La matanza del 2 de octubre de 1968 es, entre muchas otras cosas, uno de los momentos más dramáticos en los que el Estado mexicano se ha vuelto contra la sociedad, atropellando toda legalidad. Los casos de Tlatlaya e Iguala demuestran que esta clase de agresiones subsisten en México, 46 años después del 68. Resulta imposible construir un país seguro cuando las autoridades son las primeras en quebrantar la ley.

En el plano jurídico, México ha avanzado en derechos humanos. La muestra más clara es la aprobación en junio de 2011 de una reforma constitucional que coloca los tratados internacionales en materia de derechos humanos al parejo de la Constitución.

El problema no está en las leyes, sino en su aplicación. Las autoridades siguen actuando bajo el supuesto de que, dado que les corresponde aplicar la ley, cuentan con el derecho de violarla.

Abundan acciones del Estado contra la sociedad: políticos que descalifican las protestas como si las libertades civiles no estuvieran en la Constitución; policías que reprimen con saña por el mero gusto de mostrarse superiores; ministerios públicos que consideran el debido proceso como mero accesorio. También están los casos extremos: elementos del Ejército que asesinan a 22 personas en Tlatlaya y luego tratan de encubrirlo; o integrantes de la policía de Iguala que desaparecen a 43 normalistas, cuyos presuntos restos comienzan a emerger de fosas clandestinas, de donde salen indistintamente tierra, cadáveres y terror.

En los casos de Tlatlaya e Iguala, la ofensiva del Estado contra la sociedad no se queda en la masacre, sino que continúa en el manejo que se le da. Como ejemplo, las actitudes de los gobernadores de las entidades donde ocurrieron los hechos, el Estado de México y Guerrero, Eruviel Ávila y Ángel Aguirre, respectivamente.

**Extracto del conjunto de datos:**

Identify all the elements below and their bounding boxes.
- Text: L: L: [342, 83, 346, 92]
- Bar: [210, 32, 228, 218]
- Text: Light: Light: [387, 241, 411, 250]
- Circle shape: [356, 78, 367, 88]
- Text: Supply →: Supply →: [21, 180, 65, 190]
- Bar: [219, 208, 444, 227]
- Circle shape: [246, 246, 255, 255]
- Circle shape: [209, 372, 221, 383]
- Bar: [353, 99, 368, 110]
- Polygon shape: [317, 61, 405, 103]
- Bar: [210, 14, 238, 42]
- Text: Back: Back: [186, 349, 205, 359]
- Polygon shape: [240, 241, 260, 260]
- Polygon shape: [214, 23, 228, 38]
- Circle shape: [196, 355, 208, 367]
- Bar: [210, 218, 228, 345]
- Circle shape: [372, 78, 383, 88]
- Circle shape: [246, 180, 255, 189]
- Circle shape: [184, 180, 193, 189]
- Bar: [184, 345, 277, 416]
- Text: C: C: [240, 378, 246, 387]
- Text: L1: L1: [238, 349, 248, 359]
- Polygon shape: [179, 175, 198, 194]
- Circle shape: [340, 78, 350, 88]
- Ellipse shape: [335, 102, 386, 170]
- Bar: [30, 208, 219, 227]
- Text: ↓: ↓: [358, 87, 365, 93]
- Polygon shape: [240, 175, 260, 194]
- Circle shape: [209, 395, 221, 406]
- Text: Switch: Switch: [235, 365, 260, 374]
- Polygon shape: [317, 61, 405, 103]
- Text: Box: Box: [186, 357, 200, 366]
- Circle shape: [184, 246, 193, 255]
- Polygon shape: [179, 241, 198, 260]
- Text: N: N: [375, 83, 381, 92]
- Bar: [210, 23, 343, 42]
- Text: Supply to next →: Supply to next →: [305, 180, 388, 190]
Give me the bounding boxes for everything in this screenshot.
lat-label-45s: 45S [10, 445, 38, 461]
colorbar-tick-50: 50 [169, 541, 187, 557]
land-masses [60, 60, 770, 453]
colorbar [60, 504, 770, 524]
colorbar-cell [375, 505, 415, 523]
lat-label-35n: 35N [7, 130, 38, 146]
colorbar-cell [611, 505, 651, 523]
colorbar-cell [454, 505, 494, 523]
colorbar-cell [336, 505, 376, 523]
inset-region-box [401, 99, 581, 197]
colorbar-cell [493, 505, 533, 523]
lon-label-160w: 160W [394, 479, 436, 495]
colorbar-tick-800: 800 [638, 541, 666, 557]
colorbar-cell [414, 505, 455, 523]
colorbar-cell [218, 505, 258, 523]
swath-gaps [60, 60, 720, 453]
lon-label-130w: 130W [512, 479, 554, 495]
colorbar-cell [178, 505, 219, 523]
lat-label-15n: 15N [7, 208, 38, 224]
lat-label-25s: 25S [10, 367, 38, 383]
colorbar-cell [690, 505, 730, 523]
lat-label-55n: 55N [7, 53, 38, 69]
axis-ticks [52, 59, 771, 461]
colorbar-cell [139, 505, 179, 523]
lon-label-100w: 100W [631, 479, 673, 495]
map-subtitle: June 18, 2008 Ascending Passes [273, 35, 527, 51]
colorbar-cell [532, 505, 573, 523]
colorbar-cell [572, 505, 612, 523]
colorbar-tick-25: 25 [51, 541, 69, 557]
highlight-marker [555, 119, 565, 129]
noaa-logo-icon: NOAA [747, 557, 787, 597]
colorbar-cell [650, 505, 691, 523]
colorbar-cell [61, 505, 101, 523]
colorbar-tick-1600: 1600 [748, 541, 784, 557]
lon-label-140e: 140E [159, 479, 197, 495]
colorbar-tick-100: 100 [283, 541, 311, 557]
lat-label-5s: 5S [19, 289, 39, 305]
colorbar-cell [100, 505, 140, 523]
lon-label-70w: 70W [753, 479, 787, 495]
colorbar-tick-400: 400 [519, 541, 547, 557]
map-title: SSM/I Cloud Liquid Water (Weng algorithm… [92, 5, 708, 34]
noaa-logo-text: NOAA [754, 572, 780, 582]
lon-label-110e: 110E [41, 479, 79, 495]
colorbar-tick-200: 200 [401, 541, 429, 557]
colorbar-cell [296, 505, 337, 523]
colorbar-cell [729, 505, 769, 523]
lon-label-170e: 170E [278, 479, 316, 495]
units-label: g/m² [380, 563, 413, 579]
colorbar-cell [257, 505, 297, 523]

**Las tareas:**
**A.** Cita textualmente el artículo sobre Tlatlaya e Iguala desde "En el plano" hasta "derecho de violarla.", ambos incluidos.
**B.** Continúa el artículo sobre Tlatlaya e Iguala a partir del punto en que se detiene.
El listado no guarda ninguna relación con el artículo sobre Tlatlaya e Iguala.

**Respuestas del ejercicio:**
**A.**
En el plano jurídico, México ha avanzado en derechos humanos. La muestra más clara es la aprobación en junio de 2011 de una reforma constitucional que coloca los tratados internacionales en materia de derechos humanos al parejo de la Constitución.

El problema no está en las leyes, sino en su aplicación. Las autoridades siguen actuando bajo el supuesto de que, dado que les corresponde aplicar la ley, cuentan con el derecho de violarla.

**B.**
El 1 de julio, horas después de la masacre en Tlatlaya, Ávila reconoció al Ejército por sus acciones, señalado que el propósito de lo ocurrido había sido la liberación de personas secuestradas. Aguirre, por su parte, mientras se desconocía el paradero de los normalistas, se placeaba por la capital del país el viernes pasado, en la víspera del Consejo Nacional del PRD. La mentira y la indiferencia también cuentan como ataques.
Algunas entidades son reducto de autoritarismos a la vieja usanza. Mientras en el plano federal las prácticas autoritarias se han sofisticado, hay estados donde sobreviven patrones de la época más oscura del PRI.  Una diferencia de los autoritarismos actuales respecto de los anteriores es que trascienden los partidos, enquistándose en administraciones de todos los signos partidistas, como lo comprueba el gobierno perredista de Guerrero, encabezado por Aguirre Rivero, hijo de lo peor del PRI de la entidad, el de Rubén Figueroa y la matanza de Aguas Blancas.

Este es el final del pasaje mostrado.